* Required task
Give every entry again, word for word.

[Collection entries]

>>>

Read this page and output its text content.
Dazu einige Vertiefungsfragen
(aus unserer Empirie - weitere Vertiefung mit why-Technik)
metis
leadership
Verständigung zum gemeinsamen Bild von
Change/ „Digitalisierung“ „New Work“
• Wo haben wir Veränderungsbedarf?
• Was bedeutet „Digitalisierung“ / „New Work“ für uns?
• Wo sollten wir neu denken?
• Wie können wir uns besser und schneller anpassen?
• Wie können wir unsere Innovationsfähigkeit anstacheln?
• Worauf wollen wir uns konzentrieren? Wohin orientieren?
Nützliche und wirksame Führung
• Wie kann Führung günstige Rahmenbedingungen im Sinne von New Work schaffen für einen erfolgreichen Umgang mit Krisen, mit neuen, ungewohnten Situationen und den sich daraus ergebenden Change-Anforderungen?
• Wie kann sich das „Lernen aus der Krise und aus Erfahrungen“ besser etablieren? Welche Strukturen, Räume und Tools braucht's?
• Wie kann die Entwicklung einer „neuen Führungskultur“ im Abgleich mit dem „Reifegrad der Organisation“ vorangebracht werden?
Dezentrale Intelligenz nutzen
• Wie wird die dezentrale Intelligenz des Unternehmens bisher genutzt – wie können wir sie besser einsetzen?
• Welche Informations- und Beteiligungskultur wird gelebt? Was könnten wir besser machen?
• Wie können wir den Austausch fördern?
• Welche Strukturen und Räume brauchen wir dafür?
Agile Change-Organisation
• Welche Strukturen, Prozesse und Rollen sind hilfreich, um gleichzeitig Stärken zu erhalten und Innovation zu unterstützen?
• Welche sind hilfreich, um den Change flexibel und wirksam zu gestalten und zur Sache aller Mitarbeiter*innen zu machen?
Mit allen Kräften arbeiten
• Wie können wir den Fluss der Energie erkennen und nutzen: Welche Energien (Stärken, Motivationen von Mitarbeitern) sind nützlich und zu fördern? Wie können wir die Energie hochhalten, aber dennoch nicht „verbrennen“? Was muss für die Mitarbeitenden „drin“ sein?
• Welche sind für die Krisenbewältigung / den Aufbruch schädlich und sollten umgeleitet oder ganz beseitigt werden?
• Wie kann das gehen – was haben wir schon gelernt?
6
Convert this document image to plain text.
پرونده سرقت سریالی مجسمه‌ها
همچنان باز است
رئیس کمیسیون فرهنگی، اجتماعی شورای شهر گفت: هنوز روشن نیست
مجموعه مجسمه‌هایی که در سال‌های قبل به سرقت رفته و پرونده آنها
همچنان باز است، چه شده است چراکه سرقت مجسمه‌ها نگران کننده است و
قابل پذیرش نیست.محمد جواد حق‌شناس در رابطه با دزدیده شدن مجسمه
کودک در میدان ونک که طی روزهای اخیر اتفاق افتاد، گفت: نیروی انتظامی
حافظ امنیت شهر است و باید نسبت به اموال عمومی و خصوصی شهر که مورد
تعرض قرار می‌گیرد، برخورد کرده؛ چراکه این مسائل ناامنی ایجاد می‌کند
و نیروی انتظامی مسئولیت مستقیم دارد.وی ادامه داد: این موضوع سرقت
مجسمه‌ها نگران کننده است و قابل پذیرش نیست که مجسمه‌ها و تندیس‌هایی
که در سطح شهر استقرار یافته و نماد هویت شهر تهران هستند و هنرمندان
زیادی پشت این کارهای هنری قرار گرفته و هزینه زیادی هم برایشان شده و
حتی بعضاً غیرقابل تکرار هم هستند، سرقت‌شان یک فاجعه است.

<<<

* Complete response
Read this page and output its text content.
Dazu einige Vertiefungsfragen
(aus unserer Empirie - weitere Vertiefung mit why-Technik)
metis
leadership
Verständigung zum gemeinsamen Bild von
Change/ „Digitalisierung“ „New Work“
• Wo haben wir Veränderungsbedarf?
• Was bedeutet „Digitalisierung“ / „New Work“ für uns?
• Wo sollten wir neu denken?
• Wie können wir uns besser und schneller anpassen?
• Wie können wir unsere Innovationsfähigkeit anstacheln?
• Worauf wollen wir uns konzentrieren? Wohin orientieren?
Nützliche und wirksame Führung
• Wie kann Führung günstige Rahmenbedingungen im Sinne von New Work schaffen für einen erfolgreichen Umgang mit Krisen, mit neuen, ungewohnten Situationen und den sich daraus ergebenden Change-Anforderungen?
• Wie kann sich das „Lernen aus der Krise und aus Erfahrungen“ besser etablieren? Welche Strukturen, Räume und Tools braucht's?
• Wie kann die Entwicklung einer „neuen Führungskultur“ im Abgleich mit dem „Reifegrad der Organisation“ vorangebracht werden?
Dezentrale Intelligenz nutzen
• Wie wird die dezentrale Intelligenz des Unternehmens bisher genutzt – wie können wir sie besser einsetzen?
• Welche Informations- und Beteiligungskultur wird gelebt? Was könnten wir besser machen?
• Wie können wir den Austausch fördern?
• Welche Strukturen und Räume brauchen wir dafür?
Agile Change-Organisation
• Welche Strukturen, Prozesse und Rollen sind hilfreich, um gleichzeitig Stärken zu erhalten und Innovation zu unterstützen?
• Welche sind hilfreich, um den Change flexibel und wirksam zu gestalten und zur Sache aller Mitarbeiter*innen zu machen?
Mit allen Kräften arbeiten
• Wie können wir den Fluss der Energie erkennen und nutzen: Welche Energien (Stärken, Motivationen von Mitarbeitern) sind nützlich und zu fördern? Wie können wir die Energie hochhalten, aber dennoch nicht „verbrennen“? Was muss für die Mitarbeitenden „drin“ sein?
• Welche sind für die Krisenbewältigung / den Aufbruch schädlich und sollten umgeleitet oder ganz beseitigt werden?
• Wie kann das gehen – was haben wir schon gelernt?
6
Convert this document image to plain text.
پرونده سرقت سریالی مجسمه‌ها
همچنان باز است
رئیس کمیسیون فرهنگی، اجتماعی شورای شهر گفت: هنوز روشن نیست
مجموعه مجسمه‌هایی که در سال‌های قبل به سرقت رفته و پرونده آنها
همچنان باز است، چه شده است چراکه سرقت مجسمه‌ها نگران کننده است و
قابل پذیرش نیست.محمد جواد حق‌شناس در رابطه با دزدیده شدن مجسمه
کودک در میدان ونک که طی روزهای اخیر اتفاق افتاد، گفت: نیروی انتظامی
حافظ امنیت شهر است و باید نسبت به اموال عمومی و خصوصی شهر که مورد
تعرض قرار می‌گیرد، برخورد کرده؛ چراکه این مسائل ناامنی ایجاد می‌کند
و نیروی انتظامی مسئولیت مستقیم دارد.وی ادامه داد: این موضوع سرقت
مجسمه‌ها نگران کننده است و قابل پذیرش نیست که مجسمه‌ها و تندیس‌هایی
که در سطح شهر استقرار یافته و نماد هویت شهر تهران هستند و هنرمندان
زیادی پشت این کارهای هنری قرار گرفته و هزینه زیادی هم برایشان شده و
حتی بعضاً غیرقابل تکرار هم هستند، سرقت‌شان یک فاجعه است.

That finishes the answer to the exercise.